> _WHAT YOU WILL DO_:
[A] Answer these questions about the court opinion excerpt on the Tax Equalization and Review Commission:
(i) Which statute is cited for the Commission's power to order reappraisals of property within a county?
(ii) In what role does J.C. Penney argue the Commission should act?
(iii) Which case is cited for the principle that statutory language is to be given its plain and ordinary meaning?
[B] Reproduce the court opinion excerpt from "The Tax Equalization" up to and including "assessed too low.", swapping "equity" for "law".
[C] Resume the court opinion excerpt on the Tax Equalization and Review Commission's duties, picking up after its final sentence.

> _EXCERPT PROVIDED_:
· · · · · · ·

J.C. Penney then catalogs certain powers afforded the Commission under the provisions of 1995 Neb. Laws, L.B. 490, which established the Commission. These powers, labeled “broad” by J.C. Penney, brief for appellant at 17, include (1) the power to issue writs of mandamus to compel compliance with the Commission’s orders, see Neb. Rev. Stat. § 77-5008 (Reissue 1996); (2) the power to order reappraisals of property within a county, see Neb. Rev. Stat. § 77-5017 (Reissue 1996); *848and (3) the power to take notice of certain statistical information, see § 77-5016(5). Despite the fact that these powers are described in permissive (“may”) terms, J.C. Penney reasons that their exercise becomes mandatory when the Commission is performing one of its mandatory duties, i.e., accurately assessing property to achieve uniformity and proportionality. J.C. Penney concludes that the Commission has a mandatory duty to individually assess and equalize the value of the subject property and because such duty is mandatory, it is also mandatory that the Commission exercise its broad powers to require the parties to obtain and make part of the record the information identified above as lacking.

In short, J.C. Penney argues that the Commission should act as a “litigation advisor” and help the parties decide what evidence to introduce before the Commission. In fact, J.C. Penney would have the Commission tell the parties what evidence it wants to hear. This proposition can charitably be described as unsound. Neither the language of the cited statutes nor the legislative history of L.B. 490, which created the Commission, justifies such an expansive (and novel) construction of the statutes regarding the Commission.

While § 77-5007 generally sets forth the powers of the Commission, § 77-1511, in pertinent part, articulates how these powers are exercised:

The Tax Equalization and Review Commission shall hear appeals and cross appeals taken under section 77-1510 as in equity and without a jury and determine anew all questions raised before the county board of equalization which relate to the liability of the property to assessment, or the amount thereof. The commission shall affirm the action taken by the board unless evidence is adduced establishing that the action of the board was unreasonable or arbitrary or unless evidence is adduced establishing that the property of the appellant is assessed too low.

Statutory language is to be given its plain and ordinary meaning, and we will, if possible, try to avoid a construction which would lead to absurd, unconscionable, or unjust results. Hilliard v. Robertson, 253 Neb. 232, 570 N.W.2d 180 (1997). *849When considering a series or collection of statutes pertaining to a certain subject matter which are in pari materia, they may be conjunctively considered and construed to determine the intent of the Legislature, so that different provisions of the act are consistent and sensible. Baker’s Supermarkets v. State, 248 Neb. 984, 540 N.W.2d 574 (1995). A sensible reading of §§ 77-5007 and 77-1511, against the backdrop of the American legal system, which proceeds on the core notion that the adversary process produces truth and justice, leads to the conclusion that it was not the Commission’s duty to compel J.C. Penney to produce more probative evidence at the hearing.

· · · · · · ·

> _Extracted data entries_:
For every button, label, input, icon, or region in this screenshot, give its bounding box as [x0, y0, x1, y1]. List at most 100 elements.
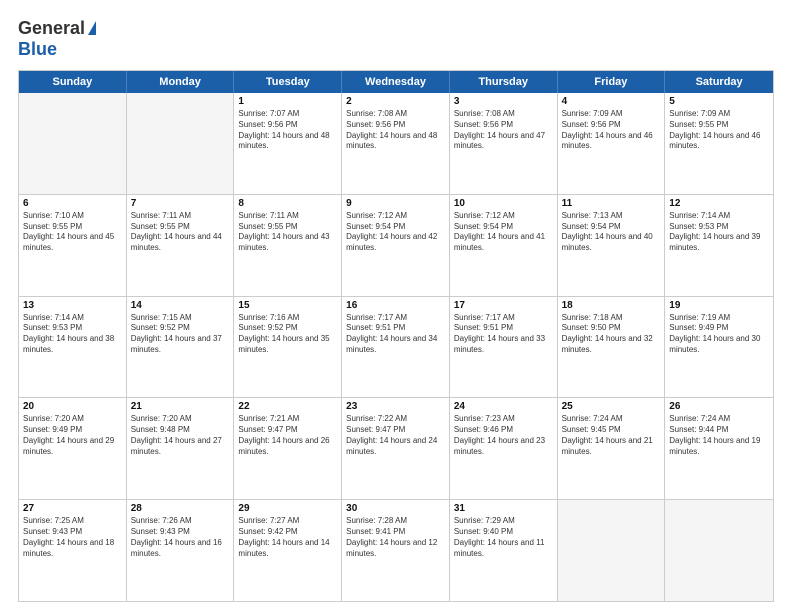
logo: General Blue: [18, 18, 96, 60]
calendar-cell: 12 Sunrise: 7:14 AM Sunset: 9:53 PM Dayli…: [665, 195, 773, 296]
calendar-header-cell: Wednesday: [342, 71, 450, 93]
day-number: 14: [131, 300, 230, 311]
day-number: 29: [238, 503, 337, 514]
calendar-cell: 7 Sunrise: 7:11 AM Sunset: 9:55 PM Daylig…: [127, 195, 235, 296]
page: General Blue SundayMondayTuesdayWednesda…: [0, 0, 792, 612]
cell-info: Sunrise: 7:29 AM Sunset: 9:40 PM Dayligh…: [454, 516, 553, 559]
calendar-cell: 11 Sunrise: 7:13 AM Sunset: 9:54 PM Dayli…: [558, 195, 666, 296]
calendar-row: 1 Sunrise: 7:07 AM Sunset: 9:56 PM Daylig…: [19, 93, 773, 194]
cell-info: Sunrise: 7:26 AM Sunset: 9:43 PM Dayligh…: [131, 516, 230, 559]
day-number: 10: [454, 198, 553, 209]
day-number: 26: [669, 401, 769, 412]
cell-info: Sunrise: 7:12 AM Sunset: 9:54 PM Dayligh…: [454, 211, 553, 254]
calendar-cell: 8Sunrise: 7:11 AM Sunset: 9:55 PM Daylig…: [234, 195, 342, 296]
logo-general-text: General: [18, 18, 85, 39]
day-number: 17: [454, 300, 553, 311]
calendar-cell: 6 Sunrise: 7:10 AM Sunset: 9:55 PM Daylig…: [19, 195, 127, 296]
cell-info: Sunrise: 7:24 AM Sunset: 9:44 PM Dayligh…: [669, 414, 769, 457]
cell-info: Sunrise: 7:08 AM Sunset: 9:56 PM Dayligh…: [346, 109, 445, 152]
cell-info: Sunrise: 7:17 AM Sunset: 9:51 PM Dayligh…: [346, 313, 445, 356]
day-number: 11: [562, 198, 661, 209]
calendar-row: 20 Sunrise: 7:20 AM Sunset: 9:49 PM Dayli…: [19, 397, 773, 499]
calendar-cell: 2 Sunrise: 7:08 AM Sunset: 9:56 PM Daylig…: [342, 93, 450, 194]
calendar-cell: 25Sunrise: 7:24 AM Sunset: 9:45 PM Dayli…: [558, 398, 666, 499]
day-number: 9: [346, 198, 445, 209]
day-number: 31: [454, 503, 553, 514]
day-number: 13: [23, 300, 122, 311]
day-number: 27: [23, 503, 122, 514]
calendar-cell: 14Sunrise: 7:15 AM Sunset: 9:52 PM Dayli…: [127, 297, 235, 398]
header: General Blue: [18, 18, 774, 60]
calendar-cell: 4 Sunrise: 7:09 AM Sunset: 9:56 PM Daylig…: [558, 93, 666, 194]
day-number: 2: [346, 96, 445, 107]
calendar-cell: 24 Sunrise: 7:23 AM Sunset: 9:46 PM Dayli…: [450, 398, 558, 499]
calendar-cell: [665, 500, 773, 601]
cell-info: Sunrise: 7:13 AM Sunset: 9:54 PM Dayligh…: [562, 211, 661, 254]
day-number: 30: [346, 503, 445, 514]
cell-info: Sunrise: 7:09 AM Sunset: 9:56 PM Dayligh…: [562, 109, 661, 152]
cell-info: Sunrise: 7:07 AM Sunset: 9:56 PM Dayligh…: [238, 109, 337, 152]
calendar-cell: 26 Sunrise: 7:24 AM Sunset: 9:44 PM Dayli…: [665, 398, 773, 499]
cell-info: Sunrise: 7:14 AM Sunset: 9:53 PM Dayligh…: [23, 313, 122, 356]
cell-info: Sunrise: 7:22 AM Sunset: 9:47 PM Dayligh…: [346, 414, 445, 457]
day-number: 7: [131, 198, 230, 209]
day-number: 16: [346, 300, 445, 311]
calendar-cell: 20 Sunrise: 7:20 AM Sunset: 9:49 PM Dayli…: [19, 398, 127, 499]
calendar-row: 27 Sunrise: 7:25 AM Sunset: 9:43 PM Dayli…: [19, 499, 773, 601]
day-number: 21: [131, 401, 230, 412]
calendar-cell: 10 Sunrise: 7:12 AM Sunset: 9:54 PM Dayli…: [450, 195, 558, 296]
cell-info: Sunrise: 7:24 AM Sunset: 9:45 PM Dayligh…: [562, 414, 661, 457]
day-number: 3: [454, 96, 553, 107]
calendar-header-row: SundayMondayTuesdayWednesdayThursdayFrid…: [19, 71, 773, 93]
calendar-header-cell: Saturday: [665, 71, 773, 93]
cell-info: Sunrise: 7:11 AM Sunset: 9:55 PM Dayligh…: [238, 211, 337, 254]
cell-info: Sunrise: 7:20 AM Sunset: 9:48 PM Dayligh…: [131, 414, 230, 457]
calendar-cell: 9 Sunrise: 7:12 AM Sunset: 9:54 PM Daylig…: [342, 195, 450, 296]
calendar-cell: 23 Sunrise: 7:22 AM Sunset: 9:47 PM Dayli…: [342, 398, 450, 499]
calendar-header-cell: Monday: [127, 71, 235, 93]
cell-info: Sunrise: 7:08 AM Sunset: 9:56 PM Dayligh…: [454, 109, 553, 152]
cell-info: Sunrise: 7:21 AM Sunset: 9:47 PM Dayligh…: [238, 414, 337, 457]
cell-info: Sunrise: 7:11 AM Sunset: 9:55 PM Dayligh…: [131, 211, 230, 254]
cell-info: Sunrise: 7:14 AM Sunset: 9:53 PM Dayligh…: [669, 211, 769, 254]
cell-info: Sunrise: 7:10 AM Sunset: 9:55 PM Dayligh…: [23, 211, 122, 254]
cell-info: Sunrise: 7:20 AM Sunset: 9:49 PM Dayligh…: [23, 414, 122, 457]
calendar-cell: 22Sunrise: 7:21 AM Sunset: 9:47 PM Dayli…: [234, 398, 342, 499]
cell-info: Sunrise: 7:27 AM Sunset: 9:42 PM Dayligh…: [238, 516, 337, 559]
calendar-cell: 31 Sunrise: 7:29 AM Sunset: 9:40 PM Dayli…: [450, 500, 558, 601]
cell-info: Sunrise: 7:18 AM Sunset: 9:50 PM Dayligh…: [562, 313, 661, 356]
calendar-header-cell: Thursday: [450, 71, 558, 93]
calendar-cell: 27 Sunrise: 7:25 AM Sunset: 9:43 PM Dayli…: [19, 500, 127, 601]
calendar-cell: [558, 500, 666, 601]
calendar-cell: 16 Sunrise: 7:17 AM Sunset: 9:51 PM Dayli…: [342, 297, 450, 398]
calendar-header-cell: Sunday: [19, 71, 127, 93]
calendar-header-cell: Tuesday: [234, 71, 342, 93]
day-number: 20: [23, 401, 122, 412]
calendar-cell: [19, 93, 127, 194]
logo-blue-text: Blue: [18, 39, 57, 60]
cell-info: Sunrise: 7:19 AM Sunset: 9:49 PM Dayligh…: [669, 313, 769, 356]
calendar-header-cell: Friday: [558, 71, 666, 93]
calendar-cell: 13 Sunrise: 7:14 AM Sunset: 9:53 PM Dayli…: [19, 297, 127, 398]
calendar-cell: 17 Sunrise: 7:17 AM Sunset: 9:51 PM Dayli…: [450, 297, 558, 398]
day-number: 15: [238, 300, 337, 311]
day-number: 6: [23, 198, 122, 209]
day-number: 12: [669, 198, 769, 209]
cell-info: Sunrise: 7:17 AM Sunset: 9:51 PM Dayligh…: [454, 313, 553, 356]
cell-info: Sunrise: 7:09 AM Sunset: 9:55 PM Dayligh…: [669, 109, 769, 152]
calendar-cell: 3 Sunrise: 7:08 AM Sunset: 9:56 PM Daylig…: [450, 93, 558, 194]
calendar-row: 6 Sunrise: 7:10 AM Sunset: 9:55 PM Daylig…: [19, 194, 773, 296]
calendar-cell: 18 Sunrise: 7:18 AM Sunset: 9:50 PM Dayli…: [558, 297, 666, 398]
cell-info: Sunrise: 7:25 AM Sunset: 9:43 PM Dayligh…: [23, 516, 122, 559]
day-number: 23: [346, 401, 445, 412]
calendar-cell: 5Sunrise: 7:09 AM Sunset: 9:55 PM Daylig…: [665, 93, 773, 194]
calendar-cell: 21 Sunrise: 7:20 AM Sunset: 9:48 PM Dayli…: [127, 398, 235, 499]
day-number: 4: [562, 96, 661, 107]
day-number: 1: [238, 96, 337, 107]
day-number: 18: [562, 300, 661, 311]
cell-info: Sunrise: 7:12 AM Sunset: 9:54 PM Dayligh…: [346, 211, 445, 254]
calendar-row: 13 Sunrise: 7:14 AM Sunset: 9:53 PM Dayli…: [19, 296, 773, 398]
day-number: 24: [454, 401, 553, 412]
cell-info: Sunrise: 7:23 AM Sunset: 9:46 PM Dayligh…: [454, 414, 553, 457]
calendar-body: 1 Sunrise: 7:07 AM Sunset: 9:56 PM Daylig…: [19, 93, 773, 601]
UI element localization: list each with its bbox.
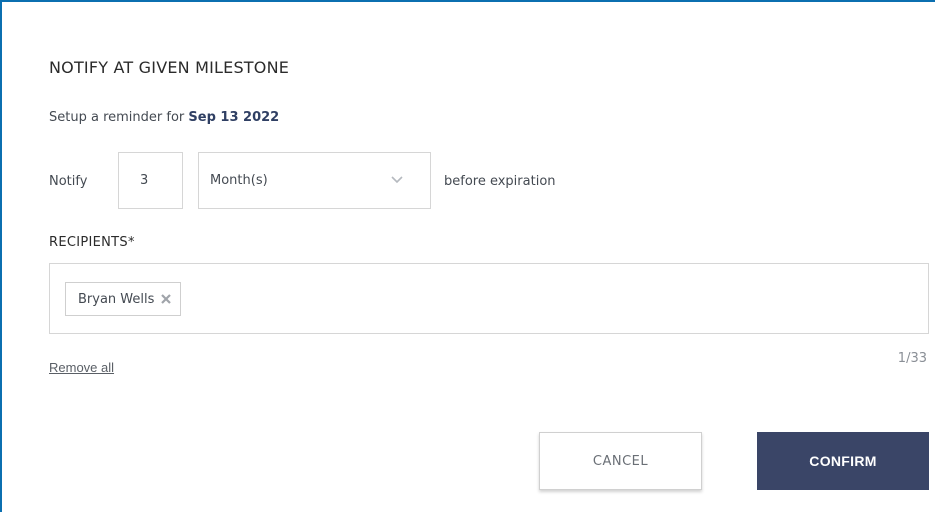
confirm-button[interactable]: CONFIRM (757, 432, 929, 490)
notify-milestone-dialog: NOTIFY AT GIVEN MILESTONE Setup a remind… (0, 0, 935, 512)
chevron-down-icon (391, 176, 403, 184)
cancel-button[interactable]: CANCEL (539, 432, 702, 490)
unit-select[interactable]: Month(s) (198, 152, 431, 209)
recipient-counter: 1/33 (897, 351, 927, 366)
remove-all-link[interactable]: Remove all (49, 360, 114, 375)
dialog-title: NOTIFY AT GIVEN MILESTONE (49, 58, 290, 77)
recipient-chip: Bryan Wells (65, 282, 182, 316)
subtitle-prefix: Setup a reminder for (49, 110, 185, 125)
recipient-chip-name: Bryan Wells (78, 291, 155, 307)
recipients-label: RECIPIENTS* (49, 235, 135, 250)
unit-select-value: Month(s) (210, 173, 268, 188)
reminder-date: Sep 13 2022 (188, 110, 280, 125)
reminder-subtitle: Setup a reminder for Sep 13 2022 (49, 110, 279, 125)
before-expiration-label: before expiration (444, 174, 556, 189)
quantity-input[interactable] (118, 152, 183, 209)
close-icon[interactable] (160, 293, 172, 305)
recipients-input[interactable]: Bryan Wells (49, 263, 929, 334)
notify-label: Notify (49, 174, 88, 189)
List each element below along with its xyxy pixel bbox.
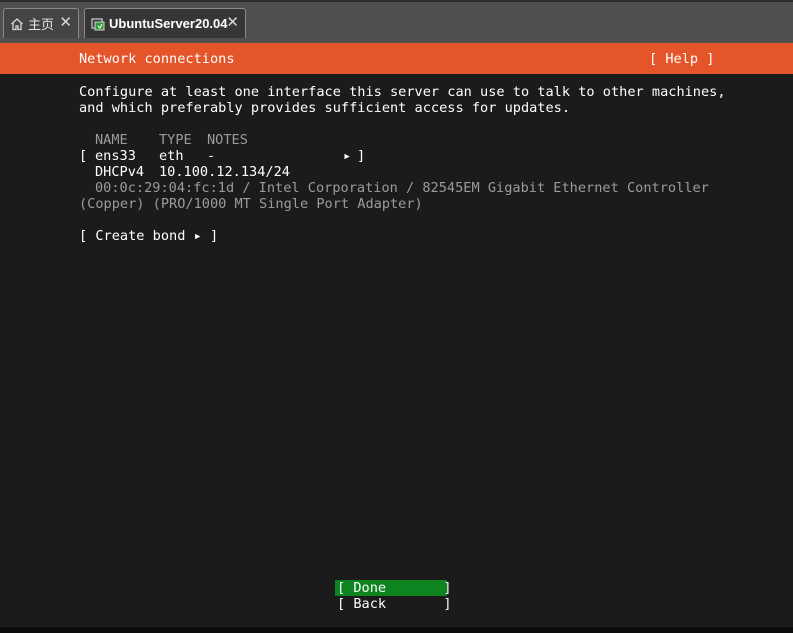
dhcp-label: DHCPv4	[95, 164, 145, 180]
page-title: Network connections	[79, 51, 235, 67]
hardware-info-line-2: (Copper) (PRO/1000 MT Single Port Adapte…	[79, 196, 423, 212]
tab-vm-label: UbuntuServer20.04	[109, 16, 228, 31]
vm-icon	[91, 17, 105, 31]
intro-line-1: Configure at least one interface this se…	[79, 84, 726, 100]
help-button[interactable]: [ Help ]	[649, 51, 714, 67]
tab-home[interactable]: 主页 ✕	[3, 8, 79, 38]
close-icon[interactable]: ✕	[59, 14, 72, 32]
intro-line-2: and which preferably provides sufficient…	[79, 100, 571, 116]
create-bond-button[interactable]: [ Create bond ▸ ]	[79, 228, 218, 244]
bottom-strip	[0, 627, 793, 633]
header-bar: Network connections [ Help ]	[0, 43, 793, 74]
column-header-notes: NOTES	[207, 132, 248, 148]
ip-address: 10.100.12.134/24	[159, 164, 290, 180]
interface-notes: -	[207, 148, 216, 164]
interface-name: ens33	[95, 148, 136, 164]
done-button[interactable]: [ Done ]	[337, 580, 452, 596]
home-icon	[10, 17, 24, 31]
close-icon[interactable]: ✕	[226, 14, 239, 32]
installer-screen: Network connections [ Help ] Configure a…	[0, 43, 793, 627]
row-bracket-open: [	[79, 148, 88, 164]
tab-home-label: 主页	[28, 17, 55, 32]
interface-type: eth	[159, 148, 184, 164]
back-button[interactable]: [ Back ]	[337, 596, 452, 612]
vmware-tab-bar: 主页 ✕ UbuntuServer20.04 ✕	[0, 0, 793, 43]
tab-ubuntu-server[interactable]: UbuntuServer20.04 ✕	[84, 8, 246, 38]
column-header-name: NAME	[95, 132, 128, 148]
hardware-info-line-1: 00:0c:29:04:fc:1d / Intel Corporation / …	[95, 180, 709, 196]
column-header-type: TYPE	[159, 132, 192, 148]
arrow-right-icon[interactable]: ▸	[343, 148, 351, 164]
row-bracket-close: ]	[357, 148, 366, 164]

· · · · · · ·

> _OUTPUTS BY TASK_:
[A]
(i) Neb. Rev. Stat. § 77-5017 (Reissue 1996)
(ii) As a "litigation advisor"
(iii) Hilliard v. Robertson, 253 Neb. 232, 570 N.W.2d 180 (1997)

[B]
The Tax Equalization and Review Commission shall hear appeals and cross appeals taken under section 77-1510 as in law and without a jury and determine anew all questions raised before the county board of equalization which relate to the liability of the property to assessment, or the amount thereof. The commission shall affirm the action taken by the board unless evidence is adduced establishing that the action of the board was unreasonable or arbitrary or unless evidence is adduced establishing that the property of the appellant is assessed too low.

[C]
Furthermore, it must be remembered that the creation of the Commission removed the district courts from the valuation process and substituted the Commission in this phase. During the floor debate on L.B. 490, Senator Doug Kristensen, the bill’s introducer, said:

[I]n a district court they’re only limited to the evidence that is presented. The Tax Equalization and Review Commission is going to have the information from the Department of Revenue. They’re going to be able to use that and they’re also going to be able to look at the techniques.

Floor Debate, 94th Leg., 1st Sess. 3465 (Mar. 29, 1995). But beyond this, the history reveals that the Commission is to review evidence just as the district court did in appeals from county boards of equalization. The only material difference between an appeal from a board of equalization before the passage of L.B. 490 and after is that § 77-5016(5) allows the Commission to take judicial notice of “general, technical, or scientific facts within its specialized knowledge or statistical information regarding general levels of assessment.” Although the process is a trial “anew,” that hardly means that the Commission is also to order up the evidence. The district courts did not have a mandatory duty to compel litigants to produce more, different, or better evidence when hearing appeals from county boards of equalization, and neither does the Commission.

Finally, with regard to this assignment of error, we note that while the Commission cited specific foundational deficiencies in J.C. Penney’s evidence as the basis for its decision not to give *850weight to that evidence, it did not say that filling the foundational gaps was necessary to a proper resolution of the issues before it. In other words, the Commission never indicated that the evidence presented to it made the resolution of the case impossible, but, as the Board observes, “it simply made it impossible to resolve the case in taxpayer’s favor.” Brief for appellee at 25. The assignment of error is without merit.

Validity of Board’s Valuation.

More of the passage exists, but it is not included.